» Given request
Below are the records. Gather each line that holds "Oscillating".

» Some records
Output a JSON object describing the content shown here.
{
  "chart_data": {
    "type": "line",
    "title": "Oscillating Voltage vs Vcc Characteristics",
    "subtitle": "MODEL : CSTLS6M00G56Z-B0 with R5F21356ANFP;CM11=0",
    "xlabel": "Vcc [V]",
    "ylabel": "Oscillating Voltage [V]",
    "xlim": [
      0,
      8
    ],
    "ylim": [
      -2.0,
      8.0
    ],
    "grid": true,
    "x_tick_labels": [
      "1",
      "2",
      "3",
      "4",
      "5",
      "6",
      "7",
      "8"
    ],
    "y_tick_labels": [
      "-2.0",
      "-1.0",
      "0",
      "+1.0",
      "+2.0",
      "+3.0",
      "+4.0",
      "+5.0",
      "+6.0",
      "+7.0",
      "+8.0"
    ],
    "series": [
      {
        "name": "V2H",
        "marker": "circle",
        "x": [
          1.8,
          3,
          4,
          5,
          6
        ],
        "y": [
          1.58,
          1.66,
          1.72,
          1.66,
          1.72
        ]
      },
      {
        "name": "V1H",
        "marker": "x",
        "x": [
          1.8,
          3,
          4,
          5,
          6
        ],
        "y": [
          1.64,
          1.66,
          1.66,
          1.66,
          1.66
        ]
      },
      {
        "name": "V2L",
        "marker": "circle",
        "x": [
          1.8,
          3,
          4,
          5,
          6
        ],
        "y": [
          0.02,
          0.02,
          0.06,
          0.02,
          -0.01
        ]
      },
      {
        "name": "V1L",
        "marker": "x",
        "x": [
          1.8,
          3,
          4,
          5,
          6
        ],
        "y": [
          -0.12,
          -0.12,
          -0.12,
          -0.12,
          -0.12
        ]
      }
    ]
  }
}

» Finished task
    "title": "Oscillating Voltage vs Vcc Characteristics",
    "ylabel": "Oscillating Voltage [V]",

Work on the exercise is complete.